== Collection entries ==

****************************************

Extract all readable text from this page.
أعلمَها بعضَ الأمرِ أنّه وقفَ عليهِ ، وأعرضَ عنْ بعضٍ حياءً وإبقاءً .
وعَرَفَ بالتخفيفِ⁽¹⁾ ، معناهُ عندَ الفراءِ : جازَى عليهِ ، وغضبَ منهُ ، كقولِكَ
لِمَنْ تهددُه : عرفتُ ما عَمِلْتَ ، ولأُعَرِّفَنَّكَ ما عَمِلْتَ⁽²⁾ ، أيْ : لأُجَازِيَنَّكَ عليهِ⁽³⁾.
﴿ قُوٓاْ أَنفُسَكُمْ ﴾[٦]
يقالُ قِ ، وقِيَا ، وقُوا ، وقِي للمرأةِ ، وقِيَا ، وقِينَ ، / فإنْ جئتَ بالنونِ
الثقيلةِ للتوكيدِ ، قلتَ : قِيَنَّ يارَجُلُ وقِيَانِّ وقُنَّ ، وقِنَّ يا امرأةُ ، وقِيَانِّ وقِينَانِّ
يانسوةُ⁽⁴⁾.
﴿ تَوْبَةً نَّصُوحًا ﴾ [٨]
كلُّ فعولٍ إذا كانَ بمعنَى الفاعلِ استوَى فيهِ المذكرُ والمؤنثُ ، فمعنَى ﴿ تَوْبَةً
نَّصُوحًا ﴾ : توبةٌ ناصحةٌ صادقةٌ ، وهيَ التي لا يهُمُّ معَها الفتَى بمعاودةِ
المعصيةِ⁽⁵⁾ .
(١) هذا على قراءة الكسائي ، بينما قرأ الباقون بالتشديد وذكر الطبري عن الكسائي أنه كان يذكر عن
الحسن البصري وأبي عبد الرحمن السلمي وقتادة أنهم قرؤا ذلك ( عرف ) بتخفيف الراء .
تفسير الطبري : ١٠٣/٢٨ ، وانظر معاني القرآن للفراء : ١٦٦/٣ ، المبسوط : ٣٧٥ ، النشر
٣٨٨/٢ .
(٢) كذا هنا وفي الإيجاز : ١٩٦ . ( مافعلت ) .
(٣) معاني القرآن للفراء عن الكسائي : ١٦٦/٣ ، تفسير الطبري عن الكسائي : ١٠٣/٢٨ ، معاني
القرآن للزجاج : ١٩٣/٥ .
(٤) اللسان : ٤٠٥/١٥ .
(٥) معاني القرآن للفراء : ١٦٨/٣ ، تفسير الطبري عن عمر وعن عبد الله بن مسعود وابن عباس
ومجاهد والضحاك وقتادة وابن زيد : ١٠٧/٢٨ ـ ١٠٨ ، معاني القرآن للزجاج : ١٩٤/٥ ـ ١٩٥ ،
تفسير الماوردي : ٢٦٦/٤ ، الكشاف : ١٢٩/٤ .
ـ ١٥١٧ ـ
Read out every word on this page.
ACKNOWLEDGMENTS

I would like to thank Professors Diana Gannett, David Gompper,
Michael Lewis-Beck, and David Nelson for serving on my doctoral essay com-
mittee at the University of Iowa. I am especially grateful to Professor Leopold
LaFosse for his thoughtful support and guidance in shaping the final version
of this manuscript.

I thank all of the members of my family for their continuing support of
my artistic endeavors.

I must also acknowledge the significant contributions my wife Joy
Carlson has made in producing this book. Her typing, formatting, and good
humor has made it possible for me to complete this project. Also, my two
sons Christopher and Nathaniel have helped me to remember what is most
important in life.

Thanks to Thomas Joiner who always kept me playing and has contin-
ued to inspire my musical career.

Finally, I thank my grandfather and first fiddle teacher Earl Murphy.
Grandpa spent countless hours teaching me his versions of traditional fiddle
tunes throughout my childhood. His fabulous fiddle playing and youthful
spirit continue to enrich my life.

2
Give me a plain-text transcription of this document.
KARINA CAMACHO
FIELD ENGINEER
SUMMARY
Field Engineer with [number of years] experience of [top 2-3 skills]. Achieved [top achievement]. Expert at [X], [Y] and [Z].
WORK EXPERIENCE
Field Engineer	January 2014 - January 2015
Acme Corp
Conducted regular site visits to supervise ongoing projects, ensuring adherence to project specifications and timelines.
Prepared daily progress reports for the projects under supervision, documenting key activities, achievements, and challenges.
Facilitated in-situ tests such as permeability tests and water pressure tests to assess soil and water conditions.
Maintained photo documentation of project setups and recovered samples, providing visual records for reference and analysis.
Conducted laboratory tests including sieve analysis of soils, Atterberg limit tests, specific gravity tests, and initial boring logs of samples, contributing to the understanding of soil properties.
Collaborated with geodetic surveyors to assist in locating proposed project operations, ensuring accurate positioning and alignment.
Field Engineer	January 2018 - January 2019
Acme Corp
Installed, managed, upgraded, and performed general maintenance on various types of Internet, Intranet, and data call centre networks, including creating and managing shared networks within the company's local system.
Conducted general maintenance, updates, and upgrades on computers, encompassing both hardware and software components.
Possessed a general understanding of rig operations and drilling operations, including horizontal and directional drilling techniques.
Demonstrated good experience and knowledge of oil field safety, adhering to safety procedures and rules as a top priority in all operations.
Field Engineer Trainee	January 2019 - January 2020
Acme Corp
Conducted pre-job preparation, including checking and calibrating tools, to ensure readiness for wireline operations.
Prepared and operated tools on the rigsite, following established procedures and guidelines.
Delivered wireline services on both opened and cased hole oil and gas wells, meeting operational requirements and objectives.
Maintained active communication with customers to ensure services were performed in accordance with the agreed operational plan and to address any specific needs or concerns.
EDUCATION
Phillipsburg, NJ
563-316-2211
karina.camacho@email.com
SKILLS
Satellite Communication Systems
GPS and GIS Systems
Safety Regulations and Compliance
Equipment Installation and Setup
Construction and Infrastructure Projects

****************************************

== TASK DETAILS ==
Please quote every record above exactly as it appears.

== COMPLETE ANSWER ==
Extract all readable text from this page.
أعلمَها بعضَ الأمرِ أنّه وقفَ عليهِ ، وأعرضَ عنْ بعضٍ حياءً وإبقاءً .
وعَرَفَ بالتخفيفِ⁽¹⁾ ، معناهُ عندَ الفراءِ : جازَى عليهِ ، وغضبَ منهُ ، كقولِكَ
لِمَنْ تهددُه : عرفتُ ما عَمِلْتَ ، ولأُعَرِّفَنَّكَ ما عَمِلْتَ⁽²⁾ ، أيْ : لأُجَازِيَنَّكَ عليهِ⁽³⁾.
﴿ قُوٓاْ أَنفُسَكُمْ ﴾[٦]
يقالُ قِ ، وقِيَا ، وقُوا ، وقِي للمرأةِ ، وقِيَا ، وقِينَ ، / فإنْ جئتَ بالنونِ
الثقيلةِ للتوكيدِ ، قلتَ : قِيَنَّ يارَجُلُ وقِيَانِّ وقُنَّ ، وقِنَّ يا امرأةُ ، وقِيَانِّ وقِينَانِّ
يانسوةُ⁽⁴⁾.
﴿ تَوْبَةً نَّصُوحًا ﴾ [٨]
كلُّ فعولٍ إذا كانَ بمعنَى الفاعلِ استوَى فيهِ المذكرُ والمؤنثُ ، فمعنَى ﴿ تَوْبَةً
نَّصُوحًا ﴾ : توبةٌ ناصحةٌ صادقةٌ ، وهيَ التي لا يهُمُّ معَها الفتَى بمعاودةِ
المعصيةِ⁽⁵⁾ .
(١) هذا على قراءة الكسائي ، بينما قرأ الباقون بالتشديد وذكر الطبري عن الكسائي أنه كان يذكر عن
الحسن البصري وأبي عبد الرحمن السلمي وقتادة أنهم قرؤا ذلك ( عرف ) بتخفيف الراء .
تفسير الطبري : ١٠٣/٢٨ ، وانظر معاني القرآن للفراء : ١٦٦/٣ ، المبسوط : ٣٧٥ ، النشر
٣٨٨/٢ .
(٢) كذا هنا وفي الإيجاز : ١٩٦ . ( مافعلت ) .
(٣) معاني القرآن للفراء عن الكسائي : ١٦٦/٣ ، تفسير الطبري عن الكسائي : ١٠٣/٢٨ ، معاني
القرآن للزجاج : ١٩٣/٥ .
(٤) اللسان : ٤٠٥/١٥ .
(٥) معاني القرآن للفراء : ١٦٨/٣ ، تفسير الطبري عن عمر وعن عبد الله بن مسعود وابن عباس
ومجاهد والضحاك وقتادة وابن زيد : ١٠٧/٢٨ ـ ١٠٨ ، معاني القرآن للزجاج : ١٩٤/٥ ـ ١٩٥ ،
تفسير الماوردي : ٢٦٦/٤ ، الكشاف : ١٢٩/٤ .
ـ ١٥١٧ ـ
Read out every word on this page.
ACKNOWLEDGMENTS

I would like to thank Professors Diana Gannett, David Gompper,
Michael Lewis-Beck, and David Nelson for serving on my doctoral essay com-
mittee at the University of Iowa. I am especially grateful to Professor Leopold
LaFosse for his thoughtful support and guidance in shaping the final version
of this manuscript.

I thank all of the members of my family for their continuing support of
my artistic endeavors.

I must also acknowledge the significant contributions my wife Joy
Carlson has made in producing this book. Her typing, formatting, and good
humor has made it possible for me to complete this project. Also, my two
sons Christopher and Nathaniel have helped me to remember what is most
important in life.

Thanks to Thomas Joiner who always kept me playing and has contin-
ued to inspire my musical career.

Finally, I thank my grandfather and first fiddle teacher Earl Murphy.
Grandpa spent countless hours teaching me his versions of traditional fiddle
tunes throughout my childhood. His fabulous fiddle playing and youthful
spirit continue to enrich my life.

2
Give me a plain-text transcription of this document.
KARINA CAMACHO
FIELD ENGINEER
SUMMARY
Field Engineer with [number of years] experience of [top 2-3 skills]. Achieved [top achievement]. Expert at [X], [Y] and [Z].
WORK EXPERIENCE
Field Engineer	January 2014 - January 2015
Acme Corp
Conducted regular site visits to supervise ongoing projects, ensuring adherence to project specifications and timelines.
Prepared daily progress reports for the projects under supervision, documenting key activities, achievements, and challenges.
Facilitated in-situ tests such as permeability tests and water pressure tests to assess soil and water conditions.
Maintained photo documentation of project setups and recovered samples, providing visual records for reference and analysis.
Conducted laboratory tests including sieve analysis of soils, Atterberg limit tests, specific gravity tests, and initial boring logs of samples, contributing to the understanding of soil properties.
Collaborated with geodetic surveyors to assist in locating proposed project operations, ensuring accurate positioning and alignment.
Field Engineer	January 2018 - January 2019
Acme Corp
Installed, managed, upgraded, and performed general maintenance on various types of Internet, Intranet, and data call centre networks, including creating and managing shared networks within the company's local system.
Conducted general maintenance, updates, and upgrades on computers, encompassing both hardware and software components.
Possessed a general understanding of rig operations and drilling operations, including horizontal and directional drilling techniques.
Demonstrated good experience and knowledge of oil field safety, adhering to safety procedures and rules as a top priority in all operations.
Field Engineer Trainee	January 2019 - January 2020
Acme Corp
Conducted pre-job preparation, including checking and calibrating tools, to ensure readiness for wireline operations.
Prepared and operated tools on the rigsite, following established procedures and guidelines.
Delivered wireline services on both opened and cased hole oil and gas wells, meeting operational requirements and objectives.
Maintained active communication with customers to ensure services were performed in accordance with the agreed operational plan and to address any specific needs or concerns.
EDUCATION
Phillipsburg, NJ
563-316-2211
karina.camacho@email.com
SKILLS
Satellite Communication Systems
GPS and GIS Systems
Safety Regulations and Compliance
Equipment Installation and Setup
Construction and Infrastructure Projects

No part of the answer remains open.